[start Article]

For all other products where you’re dropping the temperature to below freezing during the application or within 24 hours of the label application, you need freezer grade adhesive.

2. Condensation

Have you ever been to a backyard barbecue? You take an ice cold beer out of the fridge and put it in a coozie. Within a half hour, the beer bottle has beads of sweat on it and the label is peeling away slowly.

The same thing happens when you adhere the label in cold temperatures and then bring the product back to room temperature, such as is often the case with craft beer manufacturing. Condensation forms and when it does, the label is never fully able to adhere to the container. The adhesive never fully sticks, which means it doesn’t get the opportunity to bond to your product. Soon, dust and debris can sneak their way underneath, making it harder for the adhesive to bond with the intended surface.

It’s a recipe for disaster but there are ways you can overcome condensation:

  • Allow 24 hours after you’ve labeled your bottles to let the adhesive set.
  • If you can’t wait that time and must label in line, consider adjusting the room temperature to minimize condensation.
  • Use labeling application equipment with blowers or wipes that remove condensation just prior to labeling on their line.
Question: Have you experienced label lift because of temperature flux or condensation?

The key to all of this is to test, test, test! Testing might feel like a time drain up front, but consider this: The more your labels continue to lift, the more you’re wasting product, hurting your brand, and losing even more time redoing everything after the labels have failed.

[end Article]

Written task A> Return, line for line, everything from the start of the entries down to the line containing "y-tick-label: 6,0 xyxy=(16,269,36,281)", with both of those lines included.

[start Records shown]

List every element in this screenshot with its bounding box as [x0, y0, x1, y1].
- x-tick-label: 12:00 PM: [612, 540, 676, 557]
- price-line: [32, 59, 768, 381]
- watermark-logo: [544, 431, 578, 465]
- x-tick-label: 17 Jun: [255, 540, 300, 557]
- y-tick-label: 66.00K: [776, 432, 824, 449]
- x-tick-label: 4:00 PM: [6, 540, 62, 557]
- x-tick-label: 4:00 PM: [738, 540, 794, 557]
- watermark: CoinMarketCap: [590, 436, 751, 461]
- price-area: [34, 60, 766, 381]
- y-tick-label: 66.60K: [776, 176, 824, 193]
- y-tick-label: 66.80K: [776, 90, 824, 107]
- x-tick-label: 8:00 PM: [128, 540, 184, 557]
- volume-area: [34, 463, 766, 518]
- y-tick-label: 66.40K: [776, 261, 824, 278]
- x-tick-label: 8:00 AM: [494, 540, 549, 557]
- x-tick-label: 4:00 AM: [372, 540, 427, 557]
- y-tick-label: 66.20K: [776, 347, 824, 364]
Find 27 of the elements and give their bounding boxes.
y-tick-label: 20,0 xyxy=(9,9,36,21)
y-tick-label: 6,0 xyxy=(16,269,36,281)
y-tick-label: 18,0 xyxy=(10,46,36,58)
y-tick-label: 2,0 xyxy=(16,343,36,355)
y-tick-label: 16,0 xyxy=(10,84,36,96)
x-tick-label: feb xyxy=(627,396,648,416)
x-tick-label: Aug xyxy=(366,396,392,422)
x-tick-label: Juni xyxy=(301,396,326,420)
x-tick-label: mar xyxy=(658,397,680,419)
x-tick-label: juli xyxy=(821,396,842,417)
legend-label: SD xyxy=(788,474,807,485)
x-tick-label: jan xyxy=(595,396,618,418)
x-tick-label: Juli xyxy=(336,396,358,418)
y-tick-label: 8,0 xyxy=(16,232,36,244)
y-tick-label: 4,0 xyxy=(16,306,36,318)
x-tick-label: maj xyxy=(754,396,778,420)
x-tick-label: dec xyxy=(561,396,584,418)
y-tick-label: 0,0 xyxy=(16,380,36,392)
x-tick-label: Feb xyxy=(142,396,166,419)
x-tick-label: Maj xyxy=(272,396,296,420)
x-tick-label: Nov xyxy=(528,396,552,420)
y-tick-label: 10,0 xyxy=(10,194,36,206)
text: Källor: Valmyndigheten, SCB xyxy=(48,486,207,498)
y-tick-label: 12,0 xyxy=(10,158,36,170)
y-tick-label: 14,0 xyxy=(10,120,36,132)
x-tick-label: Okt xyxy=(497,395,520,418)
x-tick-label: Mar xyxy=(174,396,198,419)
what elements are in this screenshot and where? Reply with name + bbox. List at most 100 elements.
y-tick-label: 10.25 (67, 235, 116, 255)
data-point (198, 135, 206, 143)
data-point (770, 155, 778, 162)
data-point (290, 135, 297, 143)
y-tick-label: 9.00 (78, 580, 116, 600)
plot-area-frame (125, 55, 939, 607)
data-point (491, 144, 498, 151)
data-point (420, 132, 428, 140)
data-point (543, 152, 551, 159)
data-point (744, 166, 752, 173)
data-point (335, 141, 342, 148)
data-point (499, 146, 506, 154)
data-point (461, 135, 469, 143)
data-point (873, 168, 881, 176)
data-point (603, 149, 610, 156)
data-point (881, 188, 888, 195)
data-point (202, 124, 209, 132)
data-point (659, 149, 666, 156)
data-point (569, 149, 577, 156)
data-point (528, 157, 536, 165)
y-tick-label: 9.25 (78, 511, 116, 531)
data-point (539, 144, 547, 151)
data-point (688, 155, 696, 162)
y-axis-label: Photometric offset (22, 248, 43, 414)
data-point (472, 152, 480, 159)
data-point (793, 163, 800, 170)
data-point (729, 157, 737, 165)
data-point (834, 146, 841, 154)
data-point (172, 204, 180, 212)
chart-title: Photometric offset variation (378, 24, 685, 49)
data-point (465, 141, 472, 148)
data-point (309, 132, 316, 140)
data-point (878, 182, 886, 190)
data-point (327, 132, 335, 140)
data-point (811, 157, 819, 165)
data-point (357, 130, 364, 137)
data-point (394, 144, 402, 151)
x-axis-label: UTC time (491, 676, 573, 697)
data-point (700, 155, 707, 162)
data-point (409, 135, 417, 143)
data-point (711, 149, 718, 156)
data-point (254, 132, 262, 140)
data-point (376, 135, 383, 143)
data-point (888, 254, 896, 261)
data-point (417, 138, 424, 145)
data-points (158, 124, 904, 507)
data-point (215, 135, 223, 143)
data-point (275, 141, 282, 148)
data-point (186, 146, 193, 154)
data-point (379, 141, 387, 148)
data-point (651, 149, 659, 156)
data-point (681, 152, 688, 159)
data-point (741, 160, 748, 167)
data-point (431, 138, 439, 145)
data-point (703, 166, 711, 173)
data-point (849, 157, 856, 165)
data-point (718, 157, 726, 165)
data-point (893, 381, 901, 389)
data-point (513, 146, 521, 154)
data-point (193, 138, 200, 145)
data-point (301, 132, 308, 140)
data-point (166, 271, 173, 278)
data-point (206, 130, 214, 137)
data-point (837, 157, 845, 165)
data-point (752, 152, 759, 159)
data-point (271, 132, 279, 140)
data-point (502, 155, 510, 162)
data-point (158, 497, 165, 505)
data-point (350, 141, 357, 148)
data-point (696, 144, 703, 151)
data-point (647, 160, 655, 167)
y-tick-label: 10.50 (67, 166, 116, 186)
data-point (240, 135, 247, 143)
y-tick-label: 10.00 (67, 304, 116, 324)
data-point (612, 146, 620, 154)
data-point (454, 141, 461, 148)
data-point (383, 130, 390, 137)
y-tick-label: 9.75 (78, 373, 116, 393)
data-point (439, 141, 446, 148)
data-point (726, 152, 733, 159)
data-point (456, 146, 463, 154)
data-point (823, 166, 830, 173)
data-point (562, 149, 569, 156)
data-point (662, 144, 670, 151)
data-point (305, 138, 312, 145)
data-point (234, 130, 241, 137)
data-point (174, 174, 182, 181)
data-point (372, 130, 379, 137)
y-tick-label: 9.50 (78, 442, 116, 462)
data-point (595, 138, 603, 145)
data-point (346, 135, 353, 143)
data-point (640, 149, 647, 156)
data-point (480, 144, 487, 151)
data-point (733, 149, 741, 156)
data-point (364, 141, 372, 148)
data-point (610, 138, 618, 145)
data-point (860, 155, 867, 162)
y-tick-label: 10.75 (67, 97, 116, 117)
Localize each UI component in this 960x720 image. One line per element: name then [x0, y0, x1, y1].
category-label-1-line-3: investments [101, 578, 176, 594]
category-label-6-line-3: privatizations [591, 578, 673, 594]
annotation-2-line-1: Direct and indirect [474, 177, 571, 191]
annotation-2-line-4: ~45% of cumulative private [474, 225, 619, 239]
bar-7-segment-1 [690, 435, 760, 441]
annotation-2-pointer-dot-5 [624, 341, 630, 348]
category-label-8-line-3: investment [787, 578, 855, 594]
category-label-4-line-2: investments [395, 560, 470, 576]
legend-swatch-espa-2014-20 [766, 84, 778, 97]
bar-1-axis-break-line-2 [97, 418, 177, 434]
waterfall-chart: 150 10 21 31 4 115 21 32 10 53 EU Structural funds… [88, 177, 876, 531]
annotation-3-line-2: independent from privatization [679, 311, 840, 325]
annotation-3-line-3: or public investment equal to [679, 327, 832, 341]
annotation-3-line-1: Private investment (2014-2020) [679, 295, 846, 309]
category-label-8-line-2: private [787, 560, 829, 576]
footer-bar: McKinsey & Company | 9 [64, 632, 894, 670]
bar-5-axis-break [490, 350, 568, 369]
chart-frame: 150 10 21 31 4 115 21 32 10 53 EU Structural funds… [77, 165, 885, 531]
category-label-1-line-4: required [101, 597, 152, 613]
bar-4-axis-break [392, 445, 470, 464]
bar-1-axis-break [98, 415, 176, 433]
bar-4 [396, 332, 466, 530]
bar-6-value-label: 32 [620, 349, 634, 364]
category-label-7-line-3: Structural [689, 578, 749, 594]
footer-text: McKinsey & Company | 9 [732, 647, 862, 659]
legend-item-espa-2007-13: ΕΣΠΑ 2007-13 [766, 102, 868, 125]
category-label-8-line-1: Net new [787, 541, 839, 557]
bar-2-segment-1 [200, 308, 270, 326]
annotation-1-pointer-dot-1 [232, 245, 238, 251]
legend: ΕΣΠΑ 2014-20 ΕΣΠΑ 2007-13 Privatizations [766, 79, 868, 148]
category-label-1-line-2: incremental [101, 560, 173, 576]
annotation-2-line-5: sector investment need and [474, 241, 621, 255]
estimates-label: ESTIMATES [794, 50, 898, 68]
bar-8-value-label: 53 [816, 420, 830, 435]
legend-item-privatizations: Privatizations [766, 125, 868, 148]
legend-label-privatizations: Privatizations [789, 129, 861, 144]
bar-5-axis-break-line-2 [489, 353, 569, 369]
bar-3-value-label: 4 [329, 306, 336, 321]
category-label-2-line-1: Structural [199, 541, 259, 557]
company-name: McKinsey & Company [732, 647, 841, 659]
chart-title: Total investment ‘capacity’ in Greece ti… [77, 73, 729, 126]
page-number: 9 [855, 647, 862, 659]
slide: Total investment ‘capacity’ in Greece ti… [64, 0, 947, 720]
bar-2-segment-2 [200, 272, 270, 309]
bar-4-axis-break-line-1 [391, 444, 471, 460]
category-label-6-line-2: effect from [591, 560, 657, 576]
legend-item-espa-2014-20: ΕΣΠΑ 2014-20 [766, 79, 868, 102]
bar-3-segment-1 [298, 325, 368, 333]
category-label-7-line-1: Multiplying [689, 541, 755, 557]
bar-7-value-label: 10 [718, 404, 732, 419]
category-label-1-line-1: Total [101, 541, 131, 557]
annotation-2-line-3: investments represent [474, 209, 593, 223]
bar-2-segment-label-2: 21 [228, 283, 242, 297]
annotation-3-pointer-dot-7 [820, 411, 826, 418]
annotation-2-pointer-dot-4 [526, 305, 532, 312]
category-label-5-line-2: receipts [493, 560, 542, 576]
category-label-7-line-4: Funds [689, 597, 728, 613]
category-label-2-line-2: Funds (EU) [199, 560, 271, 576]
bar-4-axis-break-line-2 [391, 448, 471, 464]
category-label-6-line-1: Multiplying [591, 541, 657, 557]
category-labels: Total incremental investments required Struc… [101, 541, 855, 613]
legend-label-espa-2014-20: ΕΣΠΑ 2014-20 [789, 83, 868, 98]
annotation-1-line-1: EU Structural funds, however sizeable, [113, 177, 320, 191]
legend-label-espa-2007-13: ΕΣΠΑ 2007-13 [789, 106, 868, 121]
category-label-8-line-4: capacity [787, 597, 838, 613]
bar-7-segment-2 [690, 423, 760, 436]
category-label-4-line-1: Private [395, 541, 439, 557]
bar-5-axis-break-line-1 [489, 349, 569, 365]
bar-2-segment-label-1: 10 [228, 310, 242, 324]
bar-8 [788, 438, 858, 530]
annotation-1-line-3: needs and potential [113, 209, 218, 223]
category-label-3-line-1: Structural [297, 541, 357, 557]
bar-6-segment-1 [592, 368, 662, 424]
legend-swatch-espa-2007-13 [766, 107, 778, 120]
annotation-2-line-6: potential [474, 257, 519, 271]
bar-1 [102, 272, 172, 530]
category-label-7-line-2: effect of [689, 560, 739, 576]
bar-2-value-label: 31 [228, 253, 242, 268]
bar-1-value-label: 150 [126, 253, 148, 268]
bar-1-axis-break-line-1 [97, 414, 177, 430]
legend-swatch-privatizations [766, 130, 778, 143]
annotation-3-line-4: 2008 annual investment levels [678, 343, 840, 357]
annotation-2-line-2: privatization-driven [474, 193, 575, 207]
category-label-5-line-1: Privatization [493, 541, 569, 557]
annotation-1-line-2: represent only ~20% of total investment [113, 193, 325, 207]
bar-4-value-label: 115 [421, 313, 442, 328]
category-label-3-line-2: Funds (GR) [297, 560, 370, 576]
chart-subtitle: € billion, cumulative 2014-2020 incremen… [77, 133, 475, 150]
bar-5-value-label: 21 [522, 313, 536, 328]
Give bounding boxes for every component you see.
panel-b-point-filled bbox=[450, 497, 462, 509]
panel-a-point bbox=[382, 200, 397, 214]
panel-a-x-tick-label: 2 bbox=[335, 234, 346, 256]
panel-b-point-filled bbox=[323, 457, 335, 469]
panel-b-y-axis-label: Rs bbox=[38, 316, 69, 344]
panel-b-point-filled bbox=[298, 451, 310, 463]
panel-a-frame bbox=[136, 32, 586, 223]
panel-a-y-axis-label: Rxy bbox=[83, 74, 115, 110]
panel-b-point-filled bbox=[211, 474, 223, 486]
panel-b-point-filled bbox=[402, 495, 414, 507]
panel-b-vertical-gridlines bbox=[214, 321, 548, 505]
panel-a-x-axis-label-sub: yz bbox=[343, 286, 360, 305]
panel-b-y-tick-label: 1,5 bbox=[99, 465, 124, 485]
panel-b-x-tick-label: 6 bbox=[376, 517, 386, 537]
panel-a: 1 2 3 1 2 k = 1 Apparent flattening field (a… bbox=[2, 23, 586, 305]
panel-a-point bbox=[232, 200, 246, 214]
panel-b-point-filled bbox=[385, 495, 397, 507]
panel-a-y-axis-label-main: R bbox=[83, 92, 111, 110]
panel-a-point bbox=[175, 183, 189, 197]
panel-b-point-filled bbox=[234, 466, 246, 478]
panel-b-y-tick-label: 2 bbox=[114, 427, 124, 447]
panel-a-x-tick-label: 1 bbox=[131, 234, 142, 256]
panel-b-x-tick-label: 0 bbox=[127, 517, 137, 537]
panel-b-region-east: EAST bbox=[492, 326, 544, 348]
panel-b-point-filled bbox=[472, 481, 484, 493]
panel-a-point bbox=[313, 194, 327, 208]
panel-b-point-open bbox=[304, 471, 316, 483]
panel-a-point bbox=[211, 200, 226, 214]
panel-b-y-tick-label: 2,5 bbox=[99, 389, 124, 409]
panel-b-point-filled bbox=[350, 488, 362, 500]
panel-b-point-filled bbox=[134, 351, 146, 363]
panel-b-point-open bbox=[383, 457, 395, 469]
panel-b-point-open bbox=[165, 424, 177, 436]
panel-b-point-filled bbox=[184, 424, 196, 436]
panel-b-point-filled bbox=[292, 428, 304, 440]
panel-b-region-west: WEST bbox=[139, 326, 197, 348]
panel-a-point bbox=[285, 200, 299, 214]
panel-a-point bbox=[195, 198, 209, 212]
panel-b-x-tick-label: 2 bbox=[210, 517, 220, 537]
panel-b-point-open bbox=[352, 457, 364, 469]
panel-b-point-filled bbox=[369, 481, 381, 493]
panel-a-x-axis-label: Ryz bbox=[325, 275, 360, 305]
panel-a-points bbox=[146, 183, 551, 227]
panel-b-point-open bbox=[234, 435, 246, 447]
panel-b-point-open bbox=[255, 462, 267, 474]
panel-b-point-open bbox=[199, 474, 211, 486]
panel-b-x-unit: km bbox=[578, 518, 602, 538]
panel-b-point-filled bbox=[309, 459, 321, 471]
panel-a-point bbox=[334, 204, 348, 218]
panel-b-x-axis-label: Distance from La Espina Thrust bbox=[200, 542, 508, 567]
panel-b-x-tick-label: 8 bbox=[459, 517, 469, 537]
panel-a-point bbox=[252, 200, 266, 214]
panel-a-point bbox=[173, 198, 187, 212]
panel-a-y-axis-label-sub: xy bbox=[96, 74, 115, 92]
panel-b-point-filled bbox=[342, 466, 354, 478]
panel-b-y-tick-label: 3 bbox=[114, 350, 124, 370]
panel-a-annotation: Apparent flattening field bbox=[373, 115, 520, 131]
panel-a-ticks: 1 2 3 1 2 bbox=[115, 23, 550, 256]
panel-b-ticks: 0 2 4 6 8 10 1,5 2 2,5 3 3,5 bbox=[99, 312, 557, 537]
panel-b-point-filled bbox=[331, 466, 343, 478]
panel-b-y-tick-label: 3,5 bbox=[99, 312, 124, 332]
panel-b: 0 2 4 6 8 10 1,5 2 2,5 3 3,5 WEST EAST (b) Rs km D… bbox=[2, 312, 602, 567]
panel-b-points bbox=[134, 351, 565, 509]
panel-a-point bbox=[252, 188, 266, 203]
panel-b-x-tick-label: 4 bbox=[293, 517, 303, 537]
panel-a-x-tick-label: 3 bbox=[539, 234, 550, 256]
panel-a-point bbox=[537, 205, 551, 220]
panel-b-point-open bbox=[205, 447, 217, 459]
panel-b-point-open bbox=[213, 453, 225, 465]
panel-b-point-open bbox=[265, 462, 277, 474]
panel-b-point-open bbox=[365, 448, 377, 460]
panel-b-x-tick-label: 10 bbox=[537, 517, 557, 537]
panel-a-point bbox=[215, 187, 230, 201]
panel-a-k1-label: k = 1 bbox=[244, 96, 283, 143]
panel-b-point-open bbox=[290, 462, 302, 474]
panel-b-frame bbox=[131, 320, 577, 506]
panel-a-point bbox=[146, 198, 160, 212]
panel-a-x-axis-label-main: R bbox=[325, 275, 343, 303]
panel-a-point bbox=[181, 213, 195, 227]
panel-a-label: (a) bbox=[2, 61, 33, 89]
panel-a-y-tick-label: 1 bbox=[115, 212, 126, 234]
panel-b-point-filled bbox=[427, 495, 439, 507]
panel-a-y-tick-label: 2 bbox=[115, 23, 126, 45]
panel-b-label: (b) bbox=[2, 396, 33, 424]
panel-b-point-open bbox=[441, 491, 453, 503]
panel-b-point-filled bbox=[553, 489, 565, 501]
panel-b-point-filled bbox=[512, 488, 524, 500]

[end Records shown]

Written task B>
Answer these questions from the article on label adhesion, one answer per line:
(i) What kind of adhesive is needed when the temperature drops below freezing during application?
(ii) How long should bottles sit after labeling to let the adhesive set?
(iii) What does the article name as the key to all of this?

Worked solution A>
List every element in this screenshot with its bounding box as [x0, y0, x1, y1].
- x-tick-label: 12:00 PM: [612, 540, 676, 557]
- price-line: [32, 59, 768, 381]
- watermark-logo: [544, 431, 578, 465]
- x-tick-label: 17 Jun: [255, 540, 300, 557]
- y-tick-label: 66.00K: [776, 432, 824, 449]
- x-tick-label: 4:00 PM: [6, 540, 62, 557]
- x-tick-label: 4:00 PM: [738, 540, 794, 557]
- watermark: CoinMarketCap: [590, 436, 751, 461]
- price-area: [34, 60, 766, 381]
- y-tick-label: 66.60K: [776, 176, 824, 193]
- y-tick-label: 66.80K: [776, 90, 824, 107]
- x-tick-label: 8:00 PM: [128, 540, 184, 557]
- volume-area: [34, 463, 766, 518]
- y-tick-label: 66.40K: [776, 261, 824, 278]
- x-tick-label: 8:00 AM: [494, 540, 549, 557]
- x-tick-label: 4:00 AM: [372, 540, 427, 557]
- y-tick-label: 66.20K: [776, 347, 824, 364]
Find 27 of the elements and give their bounding boxes.
y-tick-label: 20,0 xyxy=(9,9,36,21)
y-tick-label: 6,0 xyxy=(16,269,36,281)

Worked solution B>
(i) Freezer grade adhesive.
(ii) 24 hours.
(iii) To test, test, test.